Records from a data collection
----

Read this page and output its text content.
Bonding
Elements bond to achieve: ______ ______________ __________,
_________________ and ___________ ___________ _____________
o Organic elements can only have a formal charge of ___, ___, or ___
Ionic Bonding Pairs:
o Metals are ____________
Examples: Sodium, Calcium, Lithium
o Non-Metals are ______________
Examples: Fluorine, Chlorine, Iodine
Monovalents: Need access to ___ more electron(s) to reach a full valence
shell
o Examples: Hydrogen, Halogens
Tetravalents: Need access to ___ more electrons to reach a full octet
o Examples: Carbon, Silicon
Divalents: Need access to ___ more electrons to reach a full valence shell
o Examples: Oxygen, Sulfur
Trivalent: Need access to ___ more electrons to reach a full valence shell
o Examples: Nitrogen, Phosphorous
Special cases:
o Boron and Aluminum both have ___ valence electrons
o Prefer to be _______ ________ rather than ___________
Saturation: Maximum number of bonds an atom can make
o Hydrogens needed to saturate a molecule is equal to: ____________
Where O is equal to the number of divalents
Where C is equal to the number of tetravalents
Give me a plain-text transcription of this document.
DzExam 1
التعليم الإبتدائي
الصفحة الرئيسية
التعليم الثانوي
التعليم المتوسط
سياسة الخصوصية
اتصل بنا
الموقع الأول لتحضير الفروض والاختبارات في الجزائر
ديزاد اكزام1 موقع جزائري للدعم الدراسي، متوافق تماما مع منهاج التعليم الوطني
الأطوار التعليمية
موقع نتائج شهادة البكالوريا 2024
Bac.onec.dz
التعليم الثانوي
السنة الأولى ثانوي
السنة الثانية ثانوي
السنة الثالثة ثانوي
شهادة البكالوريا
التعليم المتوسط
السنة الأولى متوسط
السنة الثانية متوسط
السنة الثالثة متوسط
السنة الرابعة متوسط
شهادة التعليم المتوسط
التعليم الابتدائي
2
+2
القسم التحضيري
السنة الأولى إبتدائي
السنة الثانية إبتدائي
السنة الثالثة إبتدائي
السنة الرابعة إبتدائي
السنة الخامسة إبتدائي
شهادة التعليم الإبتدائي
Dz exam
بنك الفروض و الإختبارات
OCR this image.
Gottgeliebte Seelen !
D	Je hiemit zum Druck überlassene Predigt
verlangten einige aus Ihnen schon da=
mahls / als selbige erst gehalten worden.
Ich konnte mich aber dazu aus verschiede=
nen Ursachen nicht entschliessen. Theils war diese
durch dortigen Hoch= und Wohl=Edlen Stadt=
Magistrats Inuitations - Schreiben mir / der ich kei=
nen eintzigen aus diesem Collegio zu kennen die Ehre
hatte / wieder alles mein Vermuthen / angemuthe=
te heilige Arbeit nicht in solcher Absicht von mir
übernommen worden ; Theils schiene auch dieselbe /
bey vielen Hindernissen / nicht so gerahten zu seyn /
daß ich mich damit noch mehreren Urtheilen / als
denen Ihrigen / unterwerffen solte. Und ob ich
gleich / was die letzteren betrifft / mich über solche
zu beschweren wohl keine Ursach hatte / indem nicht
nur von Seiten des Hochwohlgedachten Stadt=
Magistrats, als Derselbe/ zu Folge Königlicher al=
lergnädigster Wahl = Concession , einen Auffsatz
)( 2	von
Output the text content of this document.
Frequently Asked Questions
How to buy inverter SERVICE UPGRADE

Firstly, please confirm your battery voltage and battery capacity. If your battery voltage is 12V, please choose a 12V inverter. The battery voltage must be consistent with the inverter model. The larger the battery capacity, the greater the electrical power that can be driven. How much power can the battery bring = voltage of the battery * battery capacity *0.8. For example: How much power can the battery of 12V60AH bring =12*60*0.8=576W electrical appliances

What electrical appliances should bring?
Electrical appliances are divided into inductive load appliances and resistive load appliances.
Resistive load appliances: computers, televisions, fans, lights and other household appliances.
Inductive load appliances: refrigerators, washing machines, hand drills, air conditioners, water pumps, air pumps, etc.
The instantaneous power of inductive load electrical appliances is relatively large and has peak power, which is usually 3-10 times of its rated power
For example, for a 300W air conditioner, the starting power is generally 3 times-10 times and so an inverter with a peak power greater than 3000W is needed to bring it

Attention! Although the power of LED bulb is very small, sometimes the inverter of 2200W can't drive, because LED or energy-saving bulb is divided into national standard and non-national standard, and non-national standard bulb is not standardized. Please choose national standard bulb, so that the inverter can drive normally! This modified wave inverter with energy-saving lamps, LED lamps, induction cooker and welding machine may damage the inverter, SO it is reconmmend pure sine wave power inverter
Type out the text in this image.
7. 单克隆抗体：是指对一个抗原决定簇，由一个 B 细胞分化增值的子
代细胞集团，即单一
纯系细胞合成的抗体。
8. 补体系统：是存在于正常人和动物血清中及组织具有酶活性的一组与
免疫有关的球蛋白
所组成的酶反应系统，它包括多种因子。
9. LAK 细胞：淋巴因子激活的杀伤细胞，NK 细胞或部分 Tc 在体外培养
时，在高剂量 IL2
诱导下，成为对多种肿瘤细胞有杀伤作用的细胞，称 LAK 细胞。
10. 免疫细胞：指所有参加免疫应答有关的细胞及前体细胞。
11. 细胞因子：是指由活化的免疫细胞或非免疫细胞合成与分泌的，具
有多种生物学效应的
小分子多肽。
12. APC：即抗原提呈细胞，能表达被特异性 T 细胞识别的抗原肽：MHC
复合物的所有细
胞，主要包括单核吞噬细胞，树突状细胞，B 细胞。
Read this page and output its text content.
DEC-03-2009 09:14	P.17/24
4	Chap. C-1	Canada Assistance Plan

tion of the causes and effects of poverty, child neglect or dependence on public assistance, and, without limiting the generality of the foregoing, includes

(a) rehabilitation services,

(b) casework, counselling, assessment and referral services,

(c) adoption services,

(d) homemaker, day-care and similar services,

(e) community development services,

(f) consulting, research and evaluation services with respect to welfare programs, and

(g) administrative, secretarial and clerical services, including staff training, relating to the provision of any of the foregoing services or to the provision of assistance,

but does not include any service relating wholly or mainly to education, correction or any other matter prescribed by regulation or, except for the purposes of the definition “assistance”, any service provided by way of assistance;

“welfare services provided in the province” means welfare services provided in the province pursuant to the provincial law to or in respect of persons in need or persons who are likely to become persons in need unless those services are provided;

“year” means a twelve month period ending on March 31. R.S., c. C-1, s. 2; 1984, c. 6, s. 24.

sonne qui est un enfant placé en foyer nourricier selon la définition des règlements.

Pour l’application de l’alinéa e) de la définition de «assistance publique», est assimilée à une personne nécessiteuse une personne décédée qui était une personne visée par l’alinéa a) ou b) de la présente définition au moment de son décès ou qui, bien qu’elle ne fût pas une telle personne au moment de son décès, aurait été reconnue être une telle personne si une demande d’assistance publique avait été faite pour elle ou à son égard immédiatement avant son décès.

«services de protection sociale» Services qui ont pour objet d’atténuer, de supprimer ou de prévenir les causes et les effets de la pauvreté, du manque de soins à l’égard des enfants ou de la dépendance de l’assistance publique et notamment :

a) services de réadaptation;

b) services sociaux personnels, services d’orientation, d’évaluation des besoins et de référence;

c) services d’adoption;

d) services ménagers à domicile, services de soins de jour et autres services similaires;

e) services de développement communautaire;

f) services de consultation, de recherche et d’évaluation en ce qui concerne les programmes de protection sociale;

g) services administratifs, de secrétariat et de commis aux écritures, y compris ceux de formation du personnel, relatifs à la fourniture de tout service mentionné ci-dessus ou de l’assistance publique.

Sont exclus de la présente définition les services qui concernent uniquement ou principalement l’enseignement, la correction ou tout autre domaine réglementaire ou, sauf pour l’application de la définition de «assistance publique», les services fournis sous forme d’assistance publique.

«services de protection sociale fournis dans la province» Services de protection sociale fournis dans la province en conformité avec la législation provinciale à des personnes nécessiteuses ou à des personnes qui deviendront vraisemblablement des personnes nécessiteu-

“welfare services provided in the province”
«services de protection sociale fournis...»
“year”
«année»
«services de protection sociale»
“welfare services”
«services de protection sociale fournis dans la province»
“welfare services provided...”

----

EXERCISE:
Copy every line of the listing that contains the word "equal".

WRITTEN RESPONSE:
o Hydrogens needed to saturate a molecule is equal to: ____________
Where O is equal to the number of divalents
Where C is equal to the number of tetravalents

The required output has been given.